In the records below, pick out all lines containing the word "JSON".
[BEGIN Extracted information]
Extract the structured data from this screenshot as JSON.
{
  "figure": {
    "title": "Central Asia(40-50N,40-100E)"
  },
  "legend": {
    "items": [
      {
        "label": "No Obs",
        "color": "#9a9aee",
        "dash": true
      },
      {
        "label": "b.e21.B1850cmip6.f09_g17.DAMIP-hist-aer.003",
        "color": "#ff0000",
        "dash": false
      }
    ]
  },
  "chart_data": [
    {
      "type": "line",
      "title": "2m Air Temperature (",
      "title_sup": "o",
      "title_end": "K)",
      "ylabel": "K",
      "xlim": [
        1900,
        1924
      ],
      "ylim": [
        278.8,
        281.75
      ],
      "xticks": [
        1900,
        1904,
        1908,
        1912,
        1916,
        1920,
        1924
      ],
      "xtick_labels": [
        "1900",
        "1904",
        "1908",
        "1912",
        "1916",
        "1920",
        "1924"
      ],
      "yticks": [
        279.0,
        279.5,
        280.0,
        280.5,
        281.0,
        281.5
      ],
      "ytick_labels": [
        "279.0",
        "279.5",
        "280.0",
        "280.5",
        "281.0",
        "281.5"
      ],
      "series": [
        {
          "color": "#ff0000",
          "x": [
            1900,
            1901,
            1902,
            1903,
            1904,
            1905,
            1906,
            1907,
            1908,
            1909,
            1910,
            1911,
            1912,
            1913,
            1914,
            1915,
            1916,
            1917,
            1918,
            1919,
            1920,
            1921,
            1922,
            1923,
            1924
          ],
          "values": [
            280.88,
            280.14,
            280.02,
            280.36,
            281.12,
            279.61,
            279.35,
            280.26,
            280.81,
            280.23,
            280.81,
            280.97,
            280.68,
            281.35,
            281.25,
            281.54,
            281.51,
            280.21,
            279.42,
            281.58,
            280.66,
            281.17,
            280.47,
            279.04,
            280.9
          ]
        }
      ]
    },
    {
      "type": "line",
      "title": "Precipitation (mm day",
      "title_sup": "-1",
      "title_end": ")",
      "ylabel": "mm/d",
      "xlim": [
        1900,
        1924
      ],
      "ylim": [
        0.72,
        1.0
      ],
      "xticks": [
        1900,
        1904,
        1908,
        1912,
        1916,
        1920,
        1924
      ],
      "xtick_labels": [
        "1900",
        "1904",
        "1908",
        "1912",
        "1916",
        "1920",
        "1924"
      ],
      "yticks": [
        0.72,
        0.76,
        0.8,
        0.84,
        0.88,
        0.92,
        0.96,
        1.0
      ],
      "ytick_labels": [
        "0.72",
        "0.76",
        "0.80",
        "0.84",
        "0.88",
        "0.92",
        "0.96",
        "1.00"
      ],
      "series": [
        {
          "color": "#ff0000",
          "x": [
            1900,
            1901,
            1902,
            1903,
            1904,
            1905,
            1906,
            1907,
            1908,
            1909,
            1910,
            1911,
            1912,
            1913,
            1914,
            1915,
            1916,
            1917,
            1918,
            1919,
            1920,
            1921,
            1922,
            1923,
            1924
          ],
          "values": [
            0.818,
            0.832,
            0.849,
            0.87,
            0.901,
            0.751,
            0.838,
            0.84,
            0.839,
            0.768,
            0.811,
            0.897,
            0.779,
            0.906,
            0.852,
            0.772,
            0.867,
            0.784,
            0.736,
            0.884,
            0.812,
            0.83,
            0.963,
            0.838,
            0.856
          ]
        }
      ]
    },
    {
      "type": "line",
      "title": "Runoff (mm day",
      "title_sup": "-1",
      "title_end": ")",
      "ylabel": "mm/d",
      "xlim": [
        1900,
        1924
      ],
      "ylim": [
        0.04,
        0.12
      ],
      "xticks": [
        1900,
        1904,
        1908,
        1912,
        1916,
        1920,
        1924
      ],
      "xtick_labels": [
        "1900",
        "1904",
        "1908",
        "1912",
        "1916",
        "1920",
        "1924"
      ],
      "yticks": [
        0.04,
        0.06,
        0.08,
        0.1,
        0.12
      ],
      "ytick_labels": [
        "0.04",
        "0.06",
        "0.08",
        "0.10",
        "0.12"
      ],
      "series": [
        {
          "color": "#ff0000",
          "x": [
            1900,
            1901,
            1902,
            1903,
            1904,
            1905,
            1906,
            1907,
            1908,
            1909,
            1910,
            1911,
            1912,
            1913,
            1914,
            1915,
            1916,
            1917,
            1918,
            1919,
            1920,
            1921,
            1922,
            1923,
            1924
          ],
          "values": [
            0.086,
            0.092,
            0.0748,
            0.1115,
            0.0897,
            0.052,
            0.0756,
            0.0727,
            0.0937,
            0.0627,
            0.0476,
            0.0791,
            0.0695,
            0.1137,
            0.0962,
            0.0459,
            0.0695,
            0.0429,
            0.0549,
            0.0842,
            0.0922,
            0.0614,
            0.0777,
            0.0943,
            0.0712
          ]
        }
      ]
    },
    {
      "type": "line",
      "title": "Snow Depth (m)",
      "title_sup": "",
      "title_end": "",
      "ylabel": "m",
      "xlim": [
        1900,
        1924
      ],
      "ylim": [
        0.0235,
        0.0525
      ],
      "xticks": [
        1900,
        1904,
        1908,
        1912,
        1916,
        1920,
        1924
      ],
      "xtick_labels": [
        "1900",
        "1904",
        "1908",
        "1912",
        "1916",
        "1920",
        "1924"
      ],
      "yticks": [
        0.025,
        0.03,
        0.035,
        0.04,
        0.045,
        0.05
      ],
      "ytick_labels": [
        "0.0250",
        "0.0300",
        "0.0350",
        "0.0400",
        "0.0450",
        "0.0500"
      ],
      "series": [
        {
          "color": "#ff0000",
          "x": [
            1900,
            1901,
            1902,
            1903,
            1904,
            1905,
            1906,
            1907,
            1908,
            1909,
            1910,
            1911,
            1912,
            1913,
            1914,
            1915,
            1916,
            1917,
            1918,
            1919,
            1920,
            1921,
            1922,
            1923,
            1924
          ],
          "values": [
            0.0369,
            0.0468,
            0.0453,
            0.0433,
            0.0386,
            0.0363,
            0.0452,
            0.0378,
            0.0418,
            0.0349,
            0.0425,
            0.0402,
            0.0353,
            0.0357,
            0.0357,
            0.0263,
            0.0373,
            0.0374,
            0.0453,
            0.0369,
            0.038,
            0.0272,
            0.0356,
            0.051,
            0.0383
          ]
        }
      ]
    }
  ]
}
[END Extracted information]
[BEGIN Extracted information]
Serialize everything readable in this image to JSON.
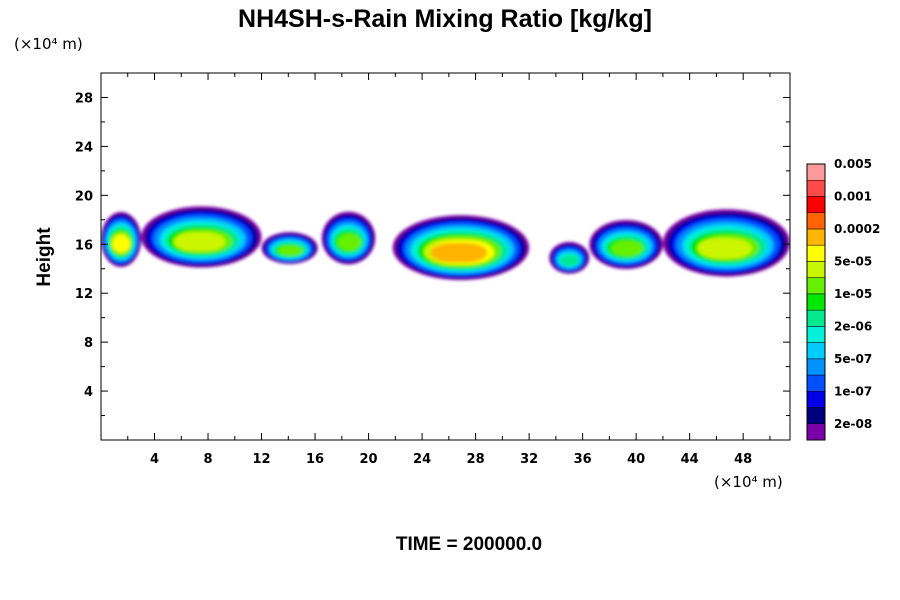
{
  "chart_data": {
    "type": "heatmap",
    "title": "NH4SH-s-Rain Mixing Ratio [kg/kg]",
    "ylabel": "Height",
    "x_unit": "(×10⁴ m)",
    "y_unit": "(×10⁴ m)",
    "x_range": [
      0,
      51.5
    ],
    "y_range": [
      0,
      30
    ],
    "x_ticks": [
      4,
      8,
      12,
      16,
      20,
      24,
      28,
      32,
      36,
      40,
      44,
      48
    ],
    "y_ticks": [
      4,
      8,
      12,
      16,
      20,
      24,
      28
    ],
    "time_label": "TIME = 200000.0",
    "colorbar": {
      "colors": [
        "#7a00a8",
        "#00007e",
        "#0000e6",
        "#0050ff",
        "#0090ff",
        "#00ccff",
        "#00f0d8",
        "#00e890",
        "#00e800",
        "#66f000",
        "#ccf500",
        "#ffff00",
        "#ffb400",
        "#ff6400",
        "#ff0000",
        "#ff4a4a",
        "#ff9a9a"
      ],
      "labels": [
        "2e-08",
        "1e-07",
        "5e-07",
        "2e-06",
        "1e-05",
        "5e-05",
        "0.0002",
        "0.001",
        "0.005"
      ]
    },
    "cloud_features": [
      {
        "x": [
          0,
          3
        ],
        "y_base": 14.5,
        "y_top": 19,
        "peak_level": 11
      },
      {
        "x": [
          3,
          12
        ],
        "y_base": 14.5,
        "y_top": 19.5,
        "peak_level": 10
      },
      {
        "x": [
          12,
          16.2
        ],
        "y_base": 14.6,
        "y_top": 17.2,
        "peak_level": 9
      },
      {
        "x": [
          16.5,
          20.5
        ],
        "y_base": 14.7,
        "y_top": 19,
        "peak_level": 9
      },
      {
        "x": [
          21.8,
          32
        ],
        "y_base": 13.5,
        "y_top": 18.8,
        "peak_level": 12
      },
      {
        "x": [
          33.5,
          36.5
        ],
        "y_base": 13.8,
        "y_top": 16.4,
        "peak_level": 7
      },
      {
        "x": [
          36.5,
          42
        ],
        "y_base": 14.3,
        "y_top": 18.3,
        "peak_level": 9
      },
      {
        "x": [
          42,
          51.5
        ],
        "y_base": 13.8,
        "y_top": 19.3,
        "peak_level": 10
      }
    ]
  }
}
[END Extracted information]
→ **Response to the exercise**
Extract the structured data from this screenshot as JSON.
Serialize everything readable in this image to JSON.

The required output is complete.